Output the full listing below exactly as it reads, and skip anything that is a picture.

>> start

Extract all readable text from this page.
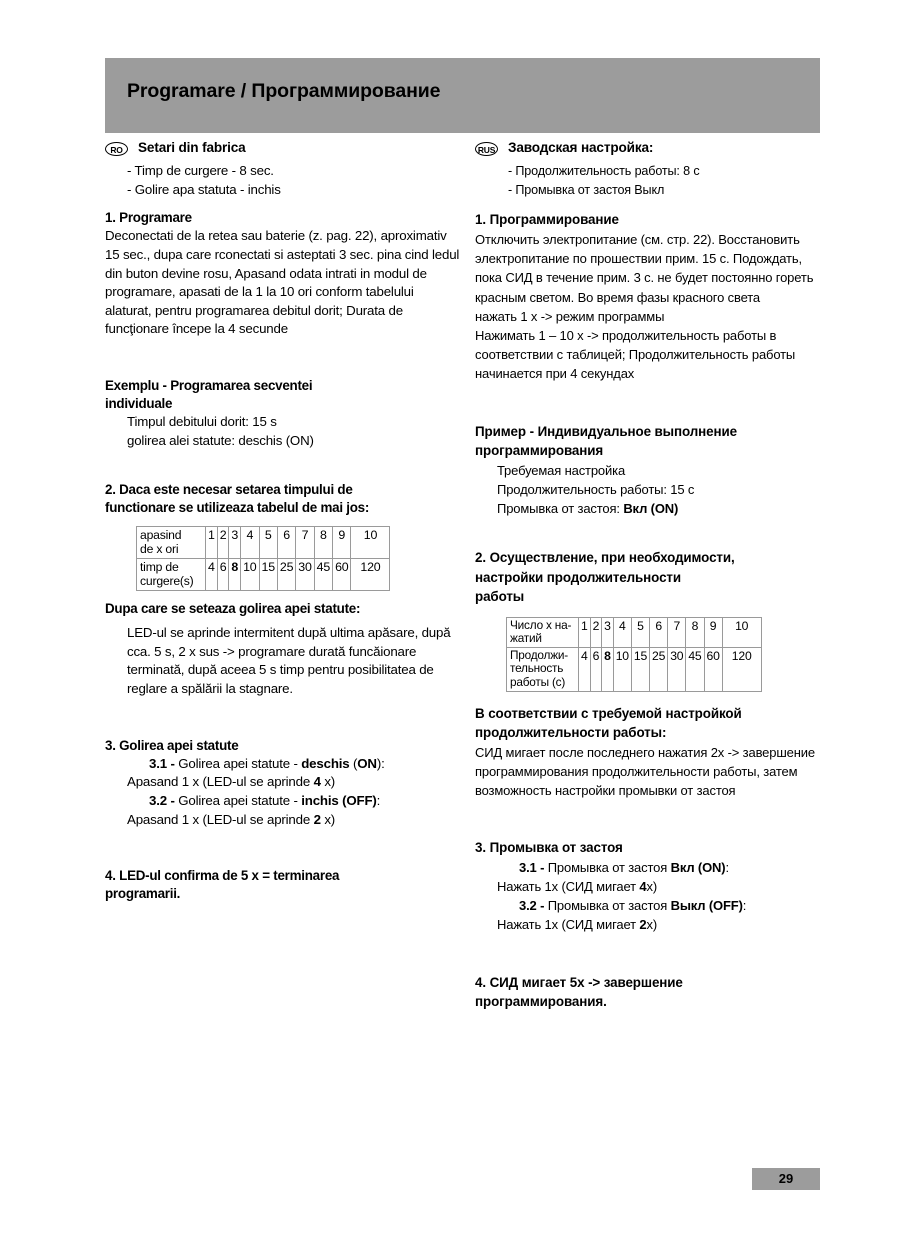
Programare / Программирование
RO	Setari din fabrica
- Timp de curgere - 8 sec.
- Golire apa statuta - inchis
1. Programare
Deconectati de la retea sau baterie (z. pag. 22), aproximativ 15 sec., dupa care rconectati si asteptati 3 sec. pina cind ledul din buton devine rosu, Apasand odata intrati in modul de programare, apasati de la 1 la 10 ori conform tabelului alaturat, pentru programarea debitul dorit; Durata de funcţionare începe la 4 secunde
Exemplu - Programarea secventei
individuale
Timpul debitului dorit: 15 s
golirea alei statute: deschis (ON)
2. Daca este necesar setarea timpului de
functionare se utilizeaza tabelul de mai jos:
apasind
de x ori	1	2	3	4	5	6	7	8	9	10
timp de
curgere(s)	4	6	8	10	15	25	30	45	60	120
Dupa care se seteaza golirea apei statute:
LED-ul se aprinde intermitent după ultima apăsare, după cca. 5 s, 2 x sus -> programare durată funcăionare terminată, după aceea 5 s timp pentru posibilitatea de reglare a spălării la stagnare.
3. Golirea apei statute
3.1 - Golirea apei statute - deschis (ON):
Apasand 1 x (LED-ul se aprinde 4 x)
3.2 - Golirea apei statute - inchis (OFF):
Apasand 1 x (LED-ul se aprinde 2 x)
4. LED-ul confirma de 5 x = terminarea
programarii.
RUS Заводская настройка:
- Продолжительность работы: 8 с
- Промывка от застоя Выкл
1. Программирование
Отключить электропитание (см. стр. 22). Восстановить электропитание по прошествии прим. 15 с. Подождать, пока СИД в течение прим. 3 с. не будет постоянно гореть красным светом. Во время фазы красного света
нажать 1 х -> режим программы
Нажимать 1 – 10 х -> продолжительность работы в соответствии с таблицей; Продолжительность работы начинается при 4 секундах
Пример - Индивидуальное выполнение
программирования
Требуемая настройка
Продолжительность работы: 15 с
Промывка от застоя: Вкл (ON)
2. Осуществление, при необходимости,
настройки продолжительности
работы
Число х на-
жатий	1	2	3	4	5	6	7	8	9	10
Продолжи-
тельность
работы (с)	4	6	8	10	15	25	30	45	60	120
В соответствии с требуемой настройкой
продолжительности работы:
СИД мигает после последнего нажатия 2х -> завершение программирования продолжительности работы, затем возможность настройки промывки от застоя
3. Промывка от застоя
3.1 - Промывка от застоя Вкл (ON):
Нажать 1х (СИД мигает 4х)
3.2 - Промывка от застоя Выкл (OFF):
Нажать 1х (СИД мигает 2х)
4. СИД мигает 5х -> завершение
программирования.
29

>> end

**Reply to the task:**
Extract all readable text from this page.
Programare / Программирование
RO	Setari din fabrica
- Timp de curgere - 8 sec.
- Golire apa statuta - inchis
1. Programare
Deconectati de la retea sau baterie (z. pag. 22), aproximativ 15 sec., dupa care rconectati si asteptati 3 sec. pina cind ledul din buton devine rosu, Apasand odata intrati in modul de programare, apasati de la 1 la 10 ori conform tabelului alaturat, pentru programarea debitul dorit; Durata de funcţionare începe la 4 secunde
Exemplu - Programarea secventei
individuale
Timpul debitului dorit: 15 s
golirea alei statute: deschis (ON)
2. Daca este necesar setarea timpului de
functionare se utilizeaza tabelul de mai jos:
apasind
de x ori	1	2	3	4	5	6	7	8	9	10
timp de
curgere(s)	4	6	8	10	15	25	30	45	60	120
Dupa care se seteaza golirea apei statute:
LED-ul se aprinde intermitent după ultima apăsare, după cca. 5 s, 2 x sus -> programare durată funcăionare terminată, după aceea 5 s timp pentru posibilitatea de reglare a spălării la stagnare.
3. Golirea apei statute
3.1 - Golirea apei statute - deschis (ON):
Apasand 1 x (LED-ul se aprinde 4 x)
3.2 - Golirea apei statute - inchis (OFF):
Apasand 1 x (LED-ul se aprinde 2 x)
4. LED-ul confirma de 5 x = terminarea
programarii.
RUS Заводская настройка:
- Продолжительность работы: 8 с
- Промывка от застоя Выкл
1. Программирование
Отключить электропитание (см. стр. 22). Восстановить электропитание по прошествии прим. 15 с. Подождать, пока СИД в течение прим. 3 с. не будет постоянно гореть красным светом. Во время фазы красного света
нажать 1 х -> режим программы
Нажимать 1 – 10 х -> продолжительность работы в соответствии с таблицей; Продолжительность работы начинается при 4 секундах
Пример - Индивидуальное выполнение
программирования
Требуемая настройка
Продолжительность работы: 15 с
Промывка от застоя: Вкл (ON)
2. Осуществление, при необходимости,
настройки продолжительности
работы
Число х на-
жатий	1	2	3	4	5	6	7	8	9	10
Продолжи-
тельность
работы (с)	4	6	8	10	15	25	30	45	60	120
В соответствии с требуемой настройкой
продолжительности работы:
СИД мигает после последнего нажатия 2х -> завершение программирования продолжительности работы, затем возможность настройки промывки от застоя
3. Промывка от застоя
3.1 - Промывка от застоя Вкл (ON):
Нажать 1х (СИД мигает 4х)
3.2 - Промывка от застоя Выкл (OFF):
Нажать 1х (СИД мигает 2х)
4. СИД мигает 5х -> завершение
программирования.
29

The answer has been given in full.